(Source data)
========================================

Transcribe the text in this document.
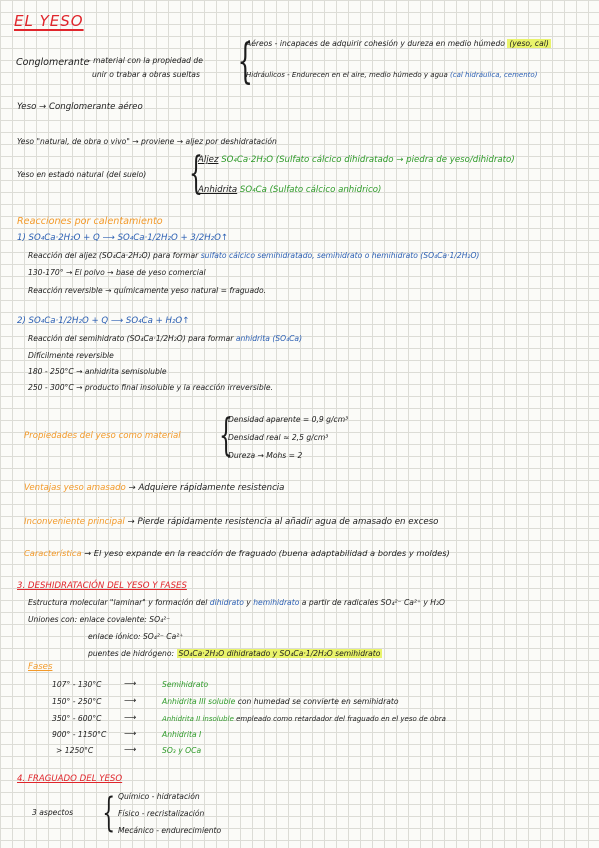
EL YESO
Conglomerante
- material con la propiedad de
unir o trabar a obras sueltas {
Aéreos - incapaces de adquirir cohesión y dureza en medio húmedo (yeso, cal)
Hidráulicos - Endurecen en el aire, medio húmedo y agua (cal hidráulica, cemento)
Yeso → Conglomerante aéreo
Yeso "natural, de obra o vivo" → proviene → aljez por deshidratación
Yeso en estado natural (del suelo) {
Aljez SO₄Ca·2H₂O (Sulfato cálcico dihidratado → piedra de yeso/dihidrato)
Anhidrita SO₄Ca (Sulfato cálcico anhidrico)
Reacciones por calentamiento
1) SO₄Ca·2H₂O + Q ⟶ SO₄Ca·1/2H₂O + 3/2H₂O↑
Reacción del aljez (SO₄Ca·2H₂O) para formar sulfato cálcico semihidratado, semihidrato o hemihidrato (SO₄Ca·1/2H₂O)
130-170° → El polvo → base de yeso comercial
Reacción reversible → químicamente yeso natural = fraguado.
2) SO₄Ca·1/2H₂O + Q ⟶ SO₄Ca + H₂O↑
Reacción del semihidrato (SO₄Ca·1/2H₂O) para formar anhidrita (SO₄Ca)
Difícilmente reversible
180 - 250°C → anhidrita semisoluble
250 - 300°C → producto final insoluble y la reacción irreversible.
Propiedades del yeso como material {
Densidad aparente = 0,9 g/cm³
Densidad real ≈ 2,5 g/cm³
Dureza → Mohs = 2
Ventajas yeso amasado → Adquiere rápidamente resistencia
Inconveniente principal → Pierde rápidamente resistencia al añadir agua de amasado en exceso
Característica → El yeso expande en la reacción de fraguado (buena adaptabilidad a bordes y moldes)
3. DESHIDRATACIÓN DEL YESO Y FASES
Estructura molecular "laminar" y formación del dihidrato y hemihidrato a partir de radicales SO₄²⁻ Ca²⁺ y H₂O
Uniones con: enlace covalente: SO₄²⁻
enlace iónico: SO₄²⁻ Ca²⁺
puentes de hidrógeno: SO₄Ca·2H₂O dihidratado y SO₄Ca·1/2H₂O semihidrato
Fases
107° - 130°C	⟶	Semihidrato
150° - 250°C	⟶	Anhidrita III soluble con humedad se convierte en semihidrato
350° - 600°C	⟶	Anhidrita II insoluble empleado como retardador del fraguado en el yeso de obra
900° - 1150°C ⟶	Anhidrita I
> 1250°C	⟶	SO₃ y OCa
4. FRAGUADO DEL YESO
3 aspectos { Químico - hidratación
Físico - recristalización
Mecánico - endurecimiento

========================================

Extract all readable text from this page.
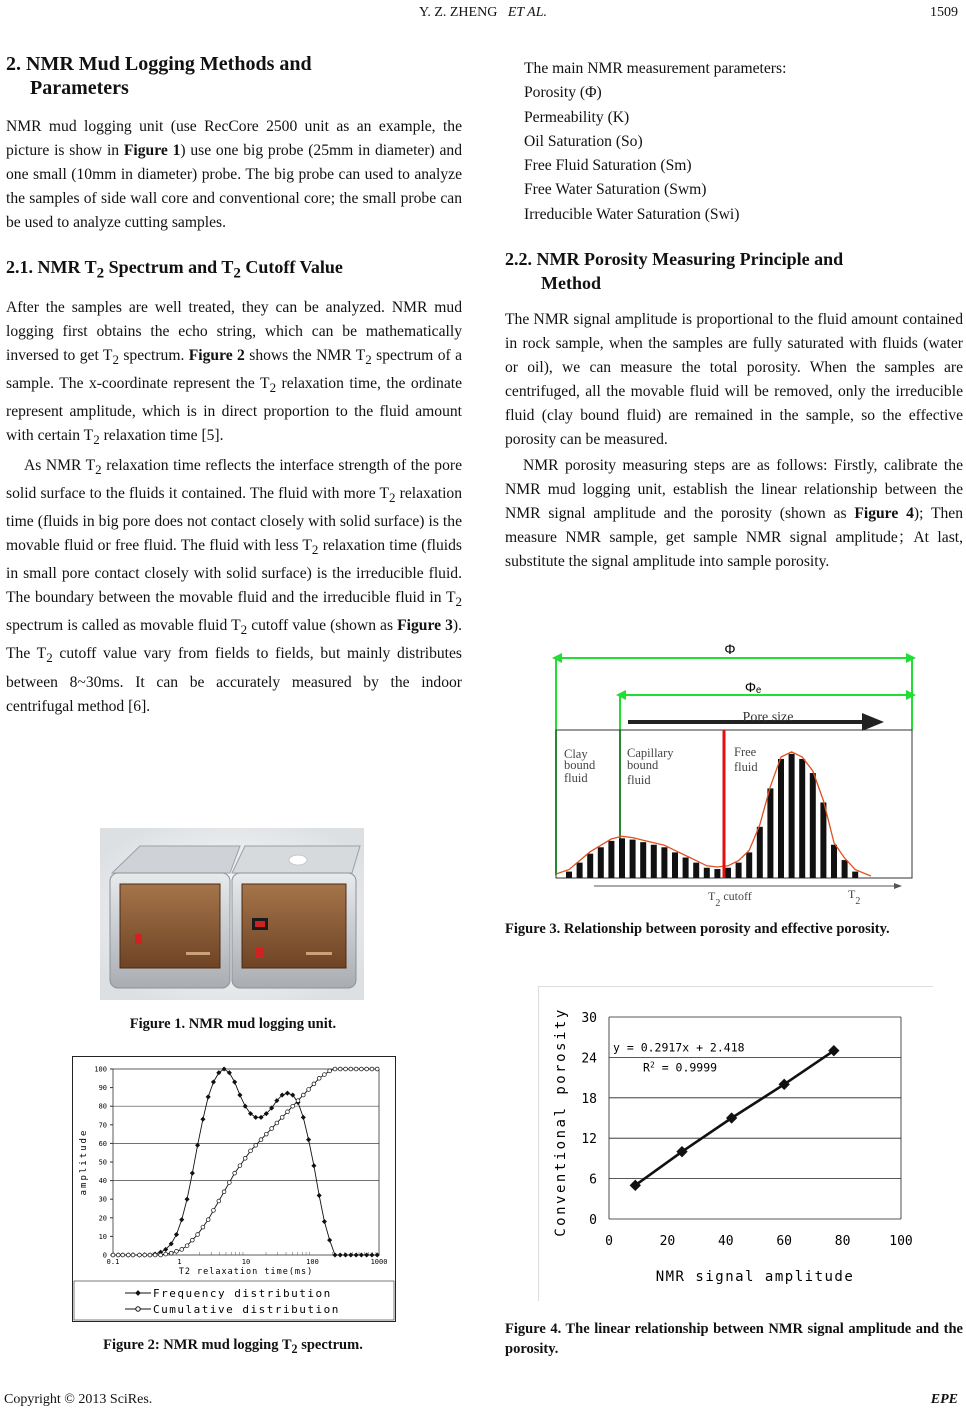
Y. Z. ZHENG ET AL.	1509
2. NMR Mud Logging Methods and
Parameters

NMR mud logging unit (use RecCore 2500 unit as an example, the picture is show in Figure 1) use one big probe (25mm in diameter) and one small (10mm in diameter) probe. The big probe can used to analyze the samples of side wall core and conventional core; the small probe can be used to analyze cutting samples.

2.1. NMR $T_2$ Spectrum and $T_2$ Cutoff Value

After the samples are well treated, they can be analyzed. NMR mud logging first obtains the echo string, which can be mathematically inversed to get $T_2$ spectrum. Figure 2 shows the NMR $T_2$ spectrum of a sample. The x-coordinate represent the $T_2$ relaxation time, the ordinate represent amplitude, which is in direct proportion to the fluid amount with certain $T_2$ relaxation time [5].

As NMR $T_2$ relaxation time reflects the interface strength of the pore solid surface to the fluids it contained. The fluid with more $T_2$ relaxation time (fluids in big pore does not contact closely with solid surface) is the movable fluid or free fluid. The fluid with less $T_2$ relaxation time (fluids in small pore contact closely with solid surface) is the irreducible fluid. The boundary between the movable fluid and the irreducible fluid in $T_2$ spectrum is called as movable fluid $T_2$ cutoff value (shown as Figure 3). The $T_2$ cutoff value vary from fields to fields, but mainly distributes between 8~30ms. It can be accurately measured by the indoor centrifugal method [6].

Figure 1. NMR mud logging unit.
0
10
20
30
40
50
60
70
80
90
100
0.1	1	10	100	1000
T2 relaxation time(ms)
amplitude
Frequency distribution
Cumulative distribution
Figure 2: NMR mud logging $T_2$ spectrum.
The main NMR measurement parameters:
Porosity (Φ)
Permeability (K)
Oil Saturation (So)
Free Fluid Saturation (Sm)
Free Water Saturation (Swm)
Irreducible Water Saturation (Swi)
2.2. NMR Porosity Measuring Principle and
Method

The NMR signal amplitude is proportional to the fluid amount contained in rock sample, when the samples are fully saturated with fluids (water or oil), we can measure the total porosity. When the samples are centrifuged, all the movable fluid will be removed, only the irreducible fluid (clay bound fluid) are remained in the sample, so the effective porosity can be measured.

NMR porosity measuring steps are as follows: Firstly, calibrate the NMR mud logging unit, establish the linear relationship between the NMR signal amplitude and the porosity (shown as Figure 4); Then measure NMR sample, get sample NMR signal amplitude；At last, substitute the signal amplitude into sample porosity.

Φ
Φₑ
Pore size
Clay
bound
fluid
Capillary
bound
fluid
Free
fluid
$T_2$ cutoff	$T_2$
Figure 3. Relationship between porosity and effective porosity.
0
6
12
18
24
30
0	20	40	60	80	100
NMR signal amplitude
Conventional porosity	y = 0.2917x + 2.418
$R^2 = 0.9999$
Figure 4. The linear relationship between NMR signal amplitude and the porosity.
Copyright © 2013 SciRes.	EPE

========================================

> [STATED TASK]: Within the listing above, copy each line that has the string "húmedo".

> [RIGHT ANSWER]:
Aéreos - incapaces de adquirir cohesión y dureza en medio húmedo (yeso, cal)
Hidráulicos - Endurecen en el aire, medio húmedo y agua (cal hidráulica, cemento)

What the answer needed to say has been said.